Objective 1 >>
Output the recorded data unchanged, from its first line through the line with "legend: SSAH-1 SSAH-2".

Excerpt to read >>
__________________________________________________
Callaway’s driver lineup has undergone some noticeable changes in the last three cycles, culminating with a multi-material, three-layer face design on Quantum that combines titanium, poly mesh and carbon fibre for the first time.
With AI still playing a key role in tuning specific areas of the face, it’s fair to wonder if the latest face technology found on Quantum is worth the upgrade, especially for golfers currently playing Paradym Ai Smoke or Elyte.
For the latest round of Golf Digest’s equipment comparison series, the last three years of Callaway drivers were put on the Golf Laboratories swing robot to showcase how they’ve evolved. The robot hit 54 shots per club at 95 mph across nine distinct face zones—six shots per zone—to capture how each driver performs on your best shots (geometric centre) and worst shots (heel and toe).
In some instances, the newest driver isn’t automatically the best. But understanding why is critically important when you’re in the hitting bay testing a multitude of different offerings. Our latest round of testing also shines a light on whether there’s a direct correlation between spin consistency and shot dispersion. In this test, they tell very different stories.
__________________________________________________
[Recorded data]
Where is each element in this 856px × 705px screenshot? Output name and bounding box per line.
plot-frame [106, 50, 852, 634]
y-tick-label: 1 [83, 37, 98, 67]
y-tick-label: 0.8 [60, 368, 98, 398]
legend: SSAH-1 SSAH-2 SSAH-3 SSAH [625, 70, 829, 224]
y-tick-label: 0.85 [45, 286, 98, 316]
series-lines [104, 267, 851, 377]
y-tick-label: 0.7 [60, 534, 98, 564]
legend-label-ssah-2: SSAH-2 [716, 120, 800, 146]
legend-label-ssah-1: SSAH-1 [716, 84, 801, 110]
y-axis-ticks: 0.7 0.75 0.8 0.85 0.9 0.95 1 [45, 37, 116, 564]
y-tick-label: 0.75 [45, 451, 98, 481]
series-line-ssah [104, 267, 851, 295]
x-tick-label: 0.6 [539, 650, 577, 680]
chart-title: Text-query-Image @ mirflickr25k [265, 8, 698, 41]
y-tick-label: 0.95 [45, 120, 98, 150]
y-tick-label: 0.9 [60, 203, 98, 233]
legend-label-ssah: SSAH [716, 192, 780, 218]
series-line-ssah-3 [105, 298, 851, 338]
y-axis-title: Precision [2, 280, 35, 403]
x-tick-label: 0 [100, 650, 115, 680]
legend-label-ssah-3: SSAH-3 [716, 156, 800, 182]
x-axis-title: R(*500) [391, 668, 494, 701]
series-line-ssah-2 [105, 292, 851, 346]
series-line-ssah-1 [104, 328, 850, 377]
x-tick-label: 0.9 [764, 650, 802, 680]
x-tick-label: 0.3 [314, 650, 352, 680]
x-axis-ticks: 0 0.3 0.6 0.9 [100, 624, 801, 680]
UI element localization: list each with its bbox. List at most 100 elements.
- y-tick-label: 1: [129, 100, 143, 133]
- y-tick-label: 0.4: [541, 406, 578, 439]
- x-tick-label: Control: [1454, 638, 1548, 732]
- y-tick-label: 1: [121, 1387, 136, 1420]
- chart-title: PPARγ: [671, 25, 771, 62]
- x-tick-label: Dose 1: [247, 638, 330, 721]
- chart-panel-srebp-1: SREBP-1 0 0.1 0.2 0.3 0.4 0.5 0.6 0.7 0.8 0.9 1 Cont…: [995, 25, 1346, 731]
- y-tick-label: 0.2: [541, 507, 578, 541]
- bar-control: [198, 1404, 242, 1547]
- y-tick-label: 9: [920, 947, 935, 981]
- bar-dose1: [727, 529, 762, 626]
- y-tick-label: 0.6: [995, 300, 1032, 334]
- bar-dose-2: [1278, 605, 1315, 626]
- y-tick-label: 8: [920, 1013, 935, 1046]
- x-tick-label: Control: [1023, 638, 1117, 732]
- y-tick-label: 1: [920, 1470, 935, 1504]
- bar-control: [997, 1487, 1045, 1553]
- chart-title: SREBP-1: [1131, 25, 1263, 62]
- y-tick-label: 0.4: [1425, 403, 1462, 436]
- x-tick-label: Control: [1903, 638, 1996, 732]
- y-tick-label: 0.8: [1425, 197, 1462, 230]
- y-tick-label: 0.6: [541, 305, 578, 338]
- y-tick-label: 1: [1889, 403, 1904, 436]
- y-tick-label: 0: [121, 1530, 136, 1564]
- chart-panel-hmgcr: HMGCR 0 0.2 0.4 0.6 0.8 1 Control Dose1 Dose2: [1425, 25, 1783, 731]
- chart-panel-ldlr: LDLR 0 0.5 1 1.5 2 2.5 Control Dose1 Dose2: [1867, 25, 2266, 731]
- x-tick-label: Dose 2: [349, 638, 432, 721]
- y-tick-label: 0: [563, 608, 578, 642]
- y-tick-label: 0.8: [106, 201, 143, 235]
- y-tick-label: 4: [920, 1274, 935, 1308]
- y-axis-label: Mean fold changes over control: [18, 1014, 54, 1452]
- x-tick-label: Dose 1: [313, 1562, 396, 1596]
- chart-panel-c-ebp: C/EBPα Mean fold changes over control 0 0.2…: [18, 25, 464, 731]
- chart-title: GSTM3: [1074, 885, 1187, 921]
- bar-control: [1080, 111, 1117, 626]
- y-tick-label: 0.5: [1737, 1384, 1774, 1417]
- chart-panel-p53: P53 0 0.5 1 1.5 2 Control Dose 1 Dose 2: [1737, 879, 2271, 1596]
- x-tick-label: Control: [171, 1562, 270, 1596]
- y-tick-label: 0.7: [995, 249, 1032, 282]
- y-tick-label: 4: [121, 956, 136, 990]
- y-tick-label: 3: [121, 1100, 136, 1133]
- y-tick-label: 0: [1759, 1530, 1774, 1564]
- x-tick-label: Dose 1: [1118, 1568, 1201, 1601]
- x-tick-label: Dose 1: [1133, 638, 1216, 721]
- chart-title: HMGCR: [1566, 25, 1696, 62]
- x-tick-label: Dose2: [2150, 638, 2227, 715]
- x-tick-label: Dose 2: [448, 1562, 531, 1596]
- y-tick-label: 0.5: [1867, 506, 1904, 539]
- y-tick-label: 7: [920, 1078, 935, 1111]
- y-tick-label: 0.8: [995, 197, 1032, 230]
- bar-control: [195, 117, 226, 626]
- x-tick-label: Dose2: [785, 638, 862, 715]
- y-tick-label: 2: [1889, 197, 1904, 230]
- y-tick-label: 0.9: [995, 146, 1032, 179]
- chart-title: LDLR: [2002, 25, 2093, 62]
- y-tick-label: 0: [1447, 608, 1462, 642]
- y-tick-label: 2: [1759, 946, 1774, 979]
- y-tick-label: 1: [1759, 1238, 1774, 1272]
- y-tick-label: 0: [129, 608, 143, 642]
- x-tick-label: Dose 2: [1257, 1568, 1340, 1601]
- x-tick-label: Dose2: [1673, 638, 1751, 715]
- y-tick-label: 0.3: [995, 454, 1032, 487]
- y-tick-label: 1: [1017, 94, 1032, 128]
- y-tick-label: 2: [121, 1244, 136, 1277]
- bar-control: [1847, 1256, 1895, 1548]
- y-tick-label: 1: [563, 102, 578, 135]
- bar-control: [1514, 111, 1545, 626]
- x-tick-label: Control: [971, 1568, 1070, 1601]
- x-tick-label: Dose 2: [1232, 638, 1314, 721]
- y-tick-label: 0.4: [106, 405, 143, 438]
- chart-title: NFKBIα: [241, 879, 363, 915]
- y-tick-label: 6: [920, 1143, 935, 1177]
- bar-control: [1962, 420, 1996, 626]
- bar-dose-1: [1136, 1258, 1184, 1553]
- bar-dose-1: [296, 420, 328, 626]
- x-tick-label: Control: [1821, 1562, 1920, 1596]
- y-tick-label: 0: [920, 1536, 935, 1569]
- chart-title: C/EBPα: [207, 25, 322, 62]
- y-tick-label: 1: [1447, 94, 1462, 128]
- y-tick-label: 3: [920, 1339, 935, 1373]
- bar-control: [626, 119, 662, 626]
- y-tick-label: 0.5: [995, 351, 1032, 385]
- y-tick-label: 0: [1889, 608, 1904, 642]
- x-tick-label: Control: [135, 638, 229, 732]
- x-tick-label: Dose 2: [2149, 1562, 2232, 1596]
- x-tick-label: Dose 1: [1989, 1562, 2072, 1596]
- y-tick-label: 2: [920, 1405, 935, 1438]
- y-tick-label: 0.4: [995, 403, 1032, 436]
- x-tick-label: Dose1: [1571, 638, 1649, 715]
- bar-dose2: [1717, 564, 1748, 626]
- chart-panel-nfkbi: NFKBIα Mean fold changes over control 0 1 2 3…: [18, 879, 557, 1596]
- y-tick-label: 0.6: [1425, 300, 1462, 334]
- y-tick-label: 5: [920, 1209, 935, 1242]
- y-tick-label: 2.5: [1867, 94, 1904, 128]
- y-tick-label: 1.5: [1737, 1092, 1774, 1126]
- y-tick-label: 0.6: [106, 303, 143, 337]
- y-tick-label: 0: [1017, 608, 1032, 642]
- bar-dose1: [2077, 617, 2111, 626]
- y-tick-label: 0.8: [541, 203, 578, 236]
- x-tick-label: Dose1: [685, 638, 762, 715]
__________________________________________________
Objective 2 >>
Check each statement against the text on Callaway drivers and answer yes or no, quoting the words that decide it. (a) The robot hit each driver at nine distinct face zones. (b) The Quantum face combines titanium, poly mesh and carbon fiber for the first time. (c) The testing found the newest driver is always the best.

Expected output 1 >>
Where is each element in this 856px × 705px screenshot? Output name and bounding box per line.
plot-frame [106, 50, 852, 634]
y-tick-label: 1 [83, 37, 98, 67]
y-tick-label: 0.8 [60, 368, 98, 398]
legend: SSAH-1 SSAH-2 SSAH-3 SSAH [625, 70, 829, 224]

Expected output 2 >>
(a) Yes: "across nine distinct face zones"
(b) Yes: "combines titanium, poly mesh and carbon fibre for the first time"
(c) No: "In some instances, the newest driver isn’t automatically the best."